Transcribe each entry below exactly. Pictures do not go in the copy.
'''
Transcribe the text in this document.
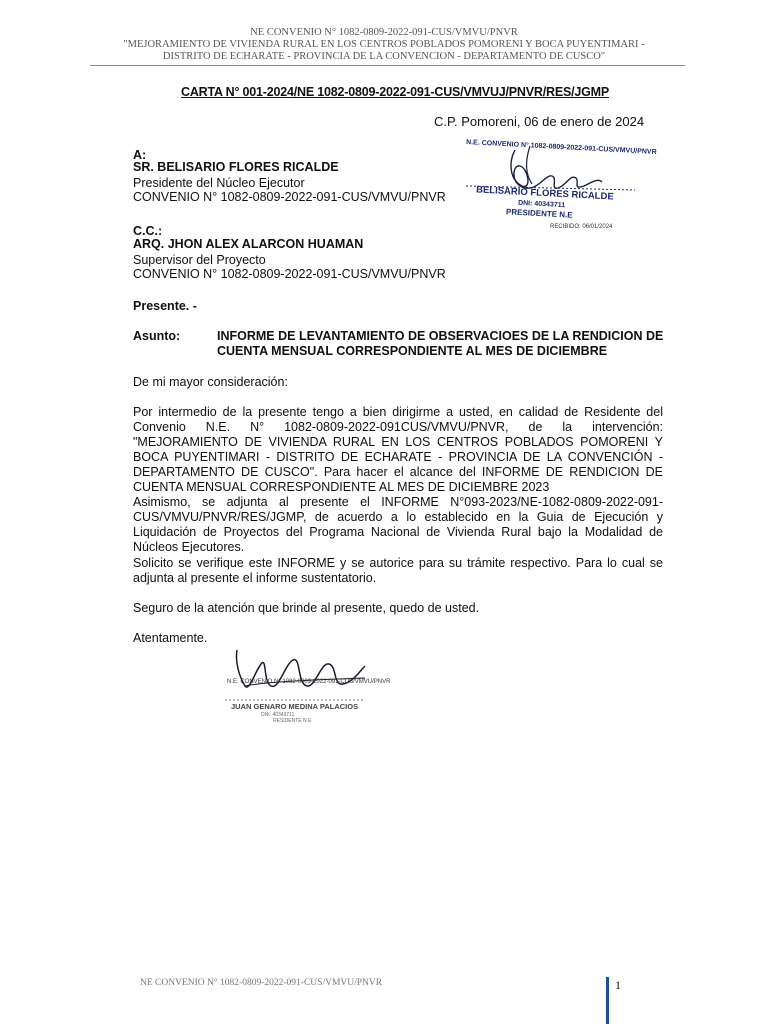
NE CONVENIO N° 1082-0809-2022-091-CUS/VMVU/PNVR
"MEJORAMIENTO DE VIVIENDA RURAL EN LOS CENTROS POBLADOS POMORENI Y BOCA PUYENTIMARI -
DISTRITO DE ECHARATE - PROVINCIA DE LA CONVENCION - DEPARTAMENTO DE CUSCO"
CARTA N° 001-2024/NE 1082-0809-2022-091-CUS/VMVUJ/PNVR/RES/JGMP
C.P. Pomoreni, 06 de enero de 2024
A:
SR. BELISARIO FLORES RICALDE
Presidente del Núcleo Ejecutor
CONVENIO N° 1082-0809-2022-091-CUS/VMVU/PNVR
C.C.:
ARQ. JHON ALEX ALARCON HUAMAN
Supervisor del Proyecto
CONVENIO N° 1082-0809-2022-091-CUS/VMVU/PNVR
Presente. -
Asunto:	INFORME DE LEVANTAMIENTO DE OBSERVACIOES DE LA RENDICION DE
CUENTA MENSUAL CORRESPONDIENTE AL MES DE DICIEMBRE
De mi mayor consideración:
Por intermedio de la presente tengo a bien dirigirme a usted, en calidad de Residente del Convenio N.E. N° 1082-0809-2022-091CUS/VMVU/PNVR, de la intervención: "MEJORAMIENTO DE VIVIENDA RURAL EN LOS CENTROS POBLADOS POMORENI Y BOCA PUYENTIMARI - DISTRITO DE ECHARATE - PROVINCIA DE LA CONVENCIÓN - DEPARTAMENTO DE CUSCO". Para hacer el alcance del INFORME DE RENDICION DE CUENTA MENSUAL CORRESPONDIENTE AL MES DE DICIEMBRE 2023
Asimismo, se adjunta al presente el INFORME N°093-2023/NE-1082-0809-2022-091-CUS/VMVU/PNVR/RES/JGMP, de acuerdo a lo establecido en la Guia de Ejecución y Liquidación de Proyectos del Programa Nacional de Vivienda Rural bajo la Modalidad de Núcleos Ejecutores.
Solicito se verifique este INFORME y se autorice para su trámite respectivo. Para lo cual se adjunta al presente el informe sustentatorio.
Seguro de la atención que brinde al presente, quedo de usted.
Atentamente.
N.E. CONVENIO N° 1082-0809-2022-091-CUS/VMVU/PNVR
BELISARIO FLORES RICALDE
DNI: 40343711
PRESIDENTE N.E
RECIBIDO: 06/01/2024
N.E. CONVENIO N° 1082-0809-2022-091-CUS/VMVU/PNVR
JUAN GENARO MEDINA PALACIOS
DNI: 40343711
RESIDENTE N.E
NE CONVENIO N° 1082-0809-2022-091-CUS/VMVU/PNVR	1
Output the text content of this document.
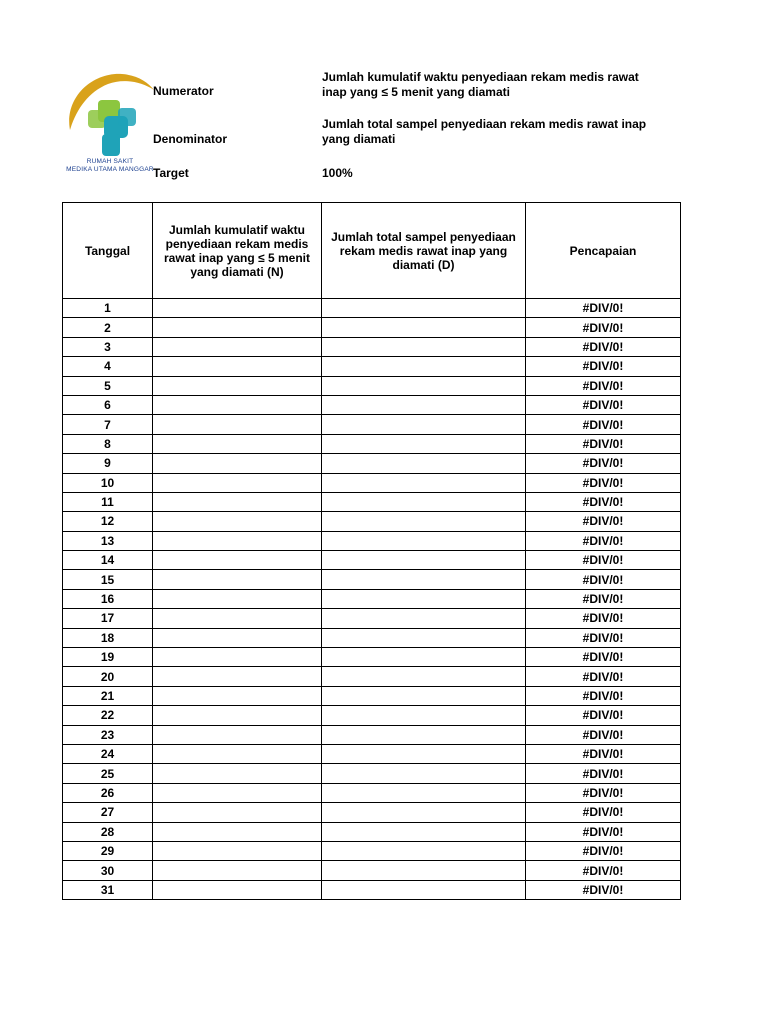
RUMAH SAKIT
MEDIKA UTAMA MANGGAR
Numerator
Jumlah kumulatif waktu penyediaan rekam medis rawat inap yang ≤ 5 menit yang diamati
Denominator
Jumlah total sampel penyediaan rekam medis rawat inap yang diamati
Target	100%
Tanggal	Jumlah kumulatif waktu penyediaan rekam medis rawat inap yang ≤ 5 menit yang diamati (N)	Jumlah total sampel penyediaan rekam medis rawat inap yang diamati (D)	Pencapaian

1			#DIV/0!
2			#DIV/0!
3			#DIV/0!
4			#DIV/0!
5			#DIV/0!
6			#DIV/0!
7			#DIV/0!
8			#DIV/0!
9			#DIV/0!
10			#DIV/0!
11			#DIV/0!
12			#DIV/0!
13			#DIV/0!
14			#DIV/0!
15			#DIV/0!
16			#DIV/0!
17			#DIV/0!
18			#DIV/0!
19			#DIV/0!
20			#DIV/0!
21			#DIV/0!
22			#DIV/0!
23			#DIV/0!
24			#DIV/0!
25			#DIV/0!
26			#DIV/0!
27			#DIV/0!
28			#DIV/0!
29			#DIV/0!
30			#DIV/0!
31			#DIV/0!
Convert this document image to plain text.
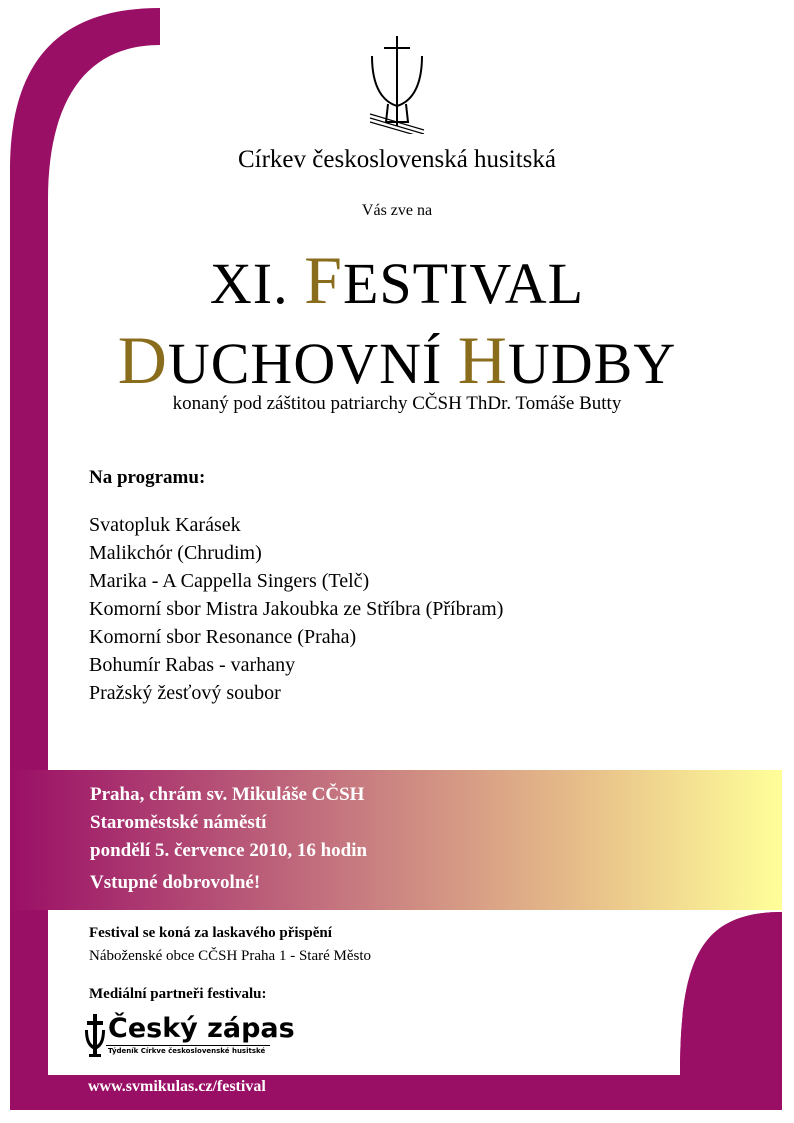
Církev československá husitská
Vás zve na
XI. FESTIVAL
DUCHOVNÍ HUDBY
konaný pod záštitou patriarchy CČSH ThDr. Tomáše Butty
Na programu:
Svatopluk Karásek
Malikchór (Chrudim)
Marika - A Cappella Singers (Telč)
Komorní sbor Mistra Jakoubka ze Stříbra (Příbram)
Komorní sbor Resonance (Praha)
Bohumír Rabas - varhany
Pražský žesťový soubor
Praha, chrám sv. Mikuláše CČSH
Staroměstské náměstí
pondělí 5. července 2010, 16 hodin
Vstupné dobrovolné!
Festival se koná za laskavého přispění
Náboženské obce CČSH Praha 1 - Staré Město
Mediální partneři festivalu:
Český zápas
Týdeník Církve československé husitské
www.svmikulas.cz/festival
'''
FULL OUTPUT:
Transcribe the text in this document.
NE CONVENIO N° 1082-0809-2022-091-CUS/VMVU/PNVR
"MEJORAMIENTO DE VIVIENDA RURAL EN LOS CENTROS POBLADOS POMORENI Y BOCA PUYENTIMARI -
DISTRITO DE ECHARATE - PROVINCIA DE LA CONVENCION - DEPARTAMENTO DE CUSCO"
CARTA N° 001-2024/NE 1082-0809-2022-091-CUS/VMVUJ/PNVR/RES/JGMP
C.P. Pomoreni, 06 de enero de 2024
A:
SR. BELISARIO FLORES RICALDE
Presidente del Núcleo Ejecutor
CONVENIO N° 1082-0809-2022-091-CUS/VMVU/PNVR
C.C.:
ARQ. JHON ALEX ALARCON HUAMAN
Supervisor del Proyecto
CONVENIO N° 1082-0809-2022-091-CUS/VMVU/PNVR
Presente. -
Asunto:	INFORME DE LEVANTAMIENTO DE OBSERVACIOES DE LA RENDICION DE
CUENTA MENSUAL CORRESPONDIENTE AL MES DE DICIEMBRE
De mi mayor consideración:
Por intermedio de la presente tengo a bien dirigirme a usted, en calidad de Residente del Convenio N.E. N° 1082-0809-2022-091CUS/VMVU/PNVR, de la intervención: "MEJORAMIENTO DE VIVIENDA RURAL EN LOS CENTROS POBLADOS POMORENI Y BOCA PUYENTIMARI - DISTRITO DE ECHARATE - PROVINCIA DE LA CONVENCIÓN - DEPARTAMENTO DE CUSCO". Para hacer el alcance del INFORME DE RENDICION DE CUENTA MENSUAL CORRESPONDIENTE AL MES DE DICIEMBRE 2023
Asimismo, se adjunta al presente el INFORME N°093-2023/NE-1082-0809-2022-091-CUS/VMVU/PNVR/RES/JGMP, de acuerdo a lo establecido en la Guia de Ejecución y Liquidación de Proyectos del Programa Nacional de Vivienda Rural bajo la Modalidad de Núcleos Ejecutores.
Solicito se verifique este INFORME y se autorice para su trámite respectivo. Para lo cual se adjunta al presente el informe sustentatorio.
Seguro de la atención que brinde al presente, quedo de usted.
Atentamente.
N.E. CONVENIO N° 1082-0809-2022-091-CUS/VMVU/PNVR
BELISARIO FLORES RICALDE
DNI: 40343711
PRESIDENTE N.E
RECIBIDO: 06/01/2024
N.E. CONVENIO N° 1082-0809-2022-091-CUS/VMVU/PNVR
JUAN GENARO MEDINA PALACIOS
DNI: 40343711
RESIDENTE N.E
NE CONVENIO N° 1082-0809-2022-091-CUS/VMVU/PNVR	1
Output the text content of this document.
RUMAH SAKIT
MEDIKA UTAMA MANGGAR
Numerator
Jumlah kumulatif waktu penyediaan rekam medis rawat inap yang ≤ 5 menit yang diamati
Denominator
Jumlah total sampel penyediaan rekam medis rawat inap yang diamati
Target	100%
Tanggal	Jumlah kumulatif waktu penyediaan rekam medis rawat inap yang ≤ 5 menit yang diamati (N)	Jumlah total sampel penyediaan rekam medis rawat inap yang diamati (D)	Pencapaian

1			#DIV/0!
2			#DIV/0!
3			#DIV/0!
4			#DIV/0!
5			#DIV/0!
6			#DIV/0!
7			#DIV/0!
8			#DIV/0!
9			#DIV/0!
10			#DIV/0!
11			#DIV/0!
12			#DIV/0!
13			#DIV/0!
14			#DIV/0!
15			#DIV/0!
16			#DIV/0!
17			#DIV/0!
18			#DIV/0!
19			#DIV/0!
20			#DIV/0!
21			#DIV/0!
22			#DIV/0!
23			#DIV/0!
24			#DIV/0!
25			#DIV/0!
26			#DIV/0!
27			#DIV/0!
28			#DIV/0!
29			#DIV/0!
30			#DIV/0!
31			#DIV/0!
Convert this document image to plain text.
Církev československá husitská
Vás zve na
XI. FESTIVAL
DUCHOVNÍ HUDBY
konaný pod záštitou patriarchy CČSH ThDr. Tomáše Butty
Na programu:
Svatopluk Karásek
Malikchór (Chrudim)
Marika - A Cappella Singers (Telč)
Komorní sbor Mistra Jakoubka ze Stříbra (Příbram)
Komorní sbor Resonance (Praha)
Bohumír Rabas - varhany
Pražský žesťový soubor
Praha, chrám sv. Mikuláše CČSH
Staroměstské náměstí
pondělí 5. července 2010, 16 hodin
Vstupné dobrovolné!
Festival se koná za laskavého přispění
Náboženské obce CČSH Praha 1 - Staré Město
Mediální partneři festivalu:
Český zápas
Týdeník Církve československé husitské
www.svmikulas.cz/festival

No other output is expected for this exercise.